**Exercise objective:** Where a line below holds the string "screenshot", copy that line.

** Start of Task data **

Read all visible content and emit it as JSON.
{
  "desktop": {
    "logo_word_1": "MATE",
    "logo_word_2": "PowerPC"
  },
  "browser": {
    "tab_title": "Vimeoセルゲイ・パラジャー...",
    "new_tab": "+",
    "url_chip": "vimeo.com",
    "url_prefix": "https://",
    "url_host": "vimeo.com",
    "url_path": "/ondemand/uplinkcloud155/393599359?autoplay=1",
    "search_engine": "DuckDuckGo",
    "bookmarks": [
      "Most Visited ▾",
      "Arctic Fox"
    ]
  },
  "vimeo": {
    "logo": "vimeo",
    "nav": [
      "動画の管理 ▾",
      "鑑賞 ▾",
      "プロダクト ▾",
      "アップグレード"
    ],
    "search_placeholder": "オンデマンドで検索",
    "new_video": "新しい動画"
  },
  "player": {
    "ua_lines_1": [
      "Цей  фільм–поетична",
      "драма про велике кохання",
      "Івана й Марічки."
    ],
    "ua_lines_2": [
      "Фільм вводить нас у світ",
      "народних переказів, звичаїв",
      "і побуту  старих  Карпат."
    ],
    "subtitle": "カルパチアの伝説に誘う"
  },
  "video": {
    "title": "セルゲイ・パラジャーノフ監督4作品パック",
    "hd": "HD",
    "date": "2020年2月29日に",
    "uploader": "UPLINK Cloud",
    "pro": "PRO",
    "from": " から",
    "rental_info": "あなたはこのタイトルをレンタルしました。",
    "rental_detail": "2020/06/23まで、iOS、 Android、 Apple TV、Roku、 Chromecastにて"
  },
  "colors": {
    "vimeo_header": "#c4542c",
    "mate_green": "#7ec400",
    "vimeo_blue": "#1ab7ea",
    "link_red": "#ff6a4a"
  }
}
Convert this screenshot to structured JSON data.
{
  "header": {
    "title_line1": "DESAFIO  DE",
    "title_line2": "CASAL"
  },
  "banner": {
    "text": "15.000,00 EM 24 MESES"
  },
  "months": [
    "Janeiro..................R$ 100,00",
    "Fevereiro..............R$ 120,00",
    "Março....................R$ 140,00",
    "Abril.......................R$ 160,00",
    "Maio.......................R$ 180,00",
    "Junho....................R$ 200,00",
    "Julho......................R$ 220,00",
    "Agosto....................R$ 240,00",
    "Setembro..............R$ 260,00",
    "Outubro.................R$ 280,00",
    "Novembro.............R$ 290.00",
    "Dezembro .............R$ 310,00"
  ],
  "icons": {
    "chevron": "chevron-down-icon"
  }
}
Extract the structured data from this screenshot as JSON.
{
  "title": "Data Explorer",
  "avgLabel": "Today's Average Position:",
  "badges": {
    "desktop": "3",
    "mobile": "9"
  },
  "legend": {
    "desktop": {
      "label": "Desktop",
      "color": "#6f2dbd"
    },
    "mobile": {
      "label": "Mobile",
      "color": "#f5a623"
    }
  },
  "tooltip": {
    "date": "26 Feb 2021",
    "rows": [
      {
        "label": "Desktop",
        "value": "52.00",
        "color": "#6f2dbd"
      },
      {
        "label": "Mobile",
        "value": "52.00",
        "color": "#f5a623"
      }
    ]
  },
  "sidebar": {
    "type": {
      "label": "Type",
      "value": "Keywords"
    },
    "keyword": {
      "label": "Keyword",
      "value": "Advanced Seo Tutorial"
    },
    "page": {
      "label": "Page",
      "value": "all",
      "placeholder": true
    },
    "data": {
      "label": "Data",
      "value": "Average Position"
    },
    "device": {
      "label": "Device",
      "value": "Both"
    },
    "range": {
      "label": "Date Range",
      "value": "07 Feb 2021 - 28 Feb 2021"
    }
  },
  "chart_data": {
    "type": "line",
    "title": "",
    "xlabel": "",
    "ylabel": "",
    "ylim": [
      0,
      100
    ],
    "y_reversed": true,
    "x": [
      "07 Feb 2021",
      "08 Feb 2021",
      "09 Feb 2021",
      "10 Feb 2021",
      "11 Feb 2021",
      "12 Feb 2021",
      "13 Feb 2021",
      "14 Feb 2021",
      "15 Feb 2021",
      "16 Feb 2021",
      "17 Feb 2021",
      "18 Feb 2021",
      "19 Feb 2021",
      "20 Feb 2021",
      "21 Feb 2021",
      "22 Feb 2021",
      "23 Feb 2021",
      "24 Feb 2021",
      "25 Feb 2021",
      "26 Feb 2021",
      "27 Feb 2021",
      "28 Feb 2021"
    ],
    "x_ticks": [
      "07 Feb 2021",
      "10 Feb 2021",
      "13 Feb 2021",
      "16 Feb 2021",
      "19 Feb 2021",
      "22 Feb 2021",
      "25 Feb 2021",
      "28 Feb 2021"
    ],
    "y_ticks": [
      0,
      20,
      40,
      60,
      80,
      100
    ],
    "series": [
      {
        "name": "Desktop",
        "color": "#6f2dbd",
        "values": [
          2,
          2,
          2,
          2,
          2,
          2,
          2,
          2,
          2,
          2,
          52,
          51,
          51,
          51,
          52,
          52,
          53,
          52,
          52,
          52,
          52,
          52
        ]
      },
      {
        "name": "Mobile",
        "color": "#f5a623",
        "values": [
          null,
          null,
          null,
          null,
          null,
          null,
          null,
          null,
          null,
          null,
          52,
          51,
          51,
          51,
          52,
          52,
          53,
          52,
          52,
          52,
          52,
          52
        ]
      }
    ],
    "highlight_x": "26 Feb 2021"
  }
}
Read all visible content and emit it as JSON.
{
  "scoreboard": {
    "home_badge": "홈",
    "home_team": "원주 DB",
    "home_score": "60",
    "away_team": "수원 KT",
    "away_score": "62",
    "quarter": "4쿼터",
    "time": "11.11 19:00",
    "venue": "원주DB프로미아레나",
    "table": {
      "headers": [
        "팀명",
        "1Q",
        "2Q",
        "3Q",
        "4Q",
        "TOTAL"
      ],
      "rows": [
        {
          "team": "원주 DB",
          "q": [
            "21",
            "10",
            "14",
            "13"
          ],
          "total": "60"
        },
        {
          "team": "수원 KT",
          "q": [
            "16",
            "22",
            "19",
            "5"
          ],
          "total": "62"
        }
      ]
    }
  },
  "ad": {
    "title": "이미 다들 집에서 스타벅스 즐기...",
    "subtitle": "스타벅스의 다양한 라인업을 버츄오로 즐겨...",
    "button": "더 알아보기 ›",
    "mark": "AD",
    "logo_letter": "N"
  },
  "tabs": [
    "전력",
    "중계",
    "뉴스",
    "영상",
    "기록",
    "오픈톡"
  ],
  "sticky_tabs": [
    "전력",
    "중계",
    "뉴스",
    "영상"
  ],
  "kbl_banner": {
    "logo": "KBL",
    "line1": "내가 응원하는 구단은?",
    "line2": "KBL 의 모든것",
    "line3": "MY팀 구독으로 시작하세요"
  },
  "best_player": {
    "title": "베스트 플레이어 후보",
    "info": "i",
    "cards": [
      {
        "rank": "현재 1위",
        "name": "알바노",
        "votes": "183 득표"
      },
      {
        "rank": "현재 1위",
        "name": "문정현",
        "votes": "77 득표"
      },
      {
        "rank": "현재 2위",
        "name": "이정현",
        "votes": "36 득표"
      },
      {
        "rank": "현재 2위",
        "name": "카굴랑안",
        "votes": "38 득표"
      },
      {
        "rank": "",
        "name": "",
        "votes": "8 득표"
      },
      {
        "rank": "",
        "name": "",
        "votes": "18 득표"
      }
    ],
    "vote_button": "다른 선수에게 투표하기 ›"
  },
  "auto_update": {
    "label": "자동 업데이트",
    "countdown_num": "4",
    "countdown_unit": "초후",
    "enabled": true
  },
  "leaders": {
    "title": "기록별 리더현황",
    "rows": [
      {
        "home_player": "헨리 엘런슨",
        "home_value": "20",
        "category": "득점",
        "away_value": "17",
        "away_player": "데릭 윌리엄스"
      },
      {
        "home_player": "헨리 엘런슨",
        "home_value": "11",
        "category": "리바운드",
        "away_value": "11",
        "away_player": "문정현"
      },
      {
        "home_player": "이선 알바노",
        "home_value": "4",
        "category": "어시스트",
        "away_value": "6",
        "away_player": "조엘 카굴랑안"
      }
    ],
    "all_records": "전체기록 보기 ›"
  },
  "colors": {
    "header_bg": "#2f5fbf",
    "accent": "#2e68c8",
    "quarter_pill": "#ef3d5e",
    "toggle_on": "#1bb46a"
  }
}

** End of Task data **

**Completed exercise:**
Convert this screenshot to structured JSON data.
Extract the structured data from this screenshot as JSON.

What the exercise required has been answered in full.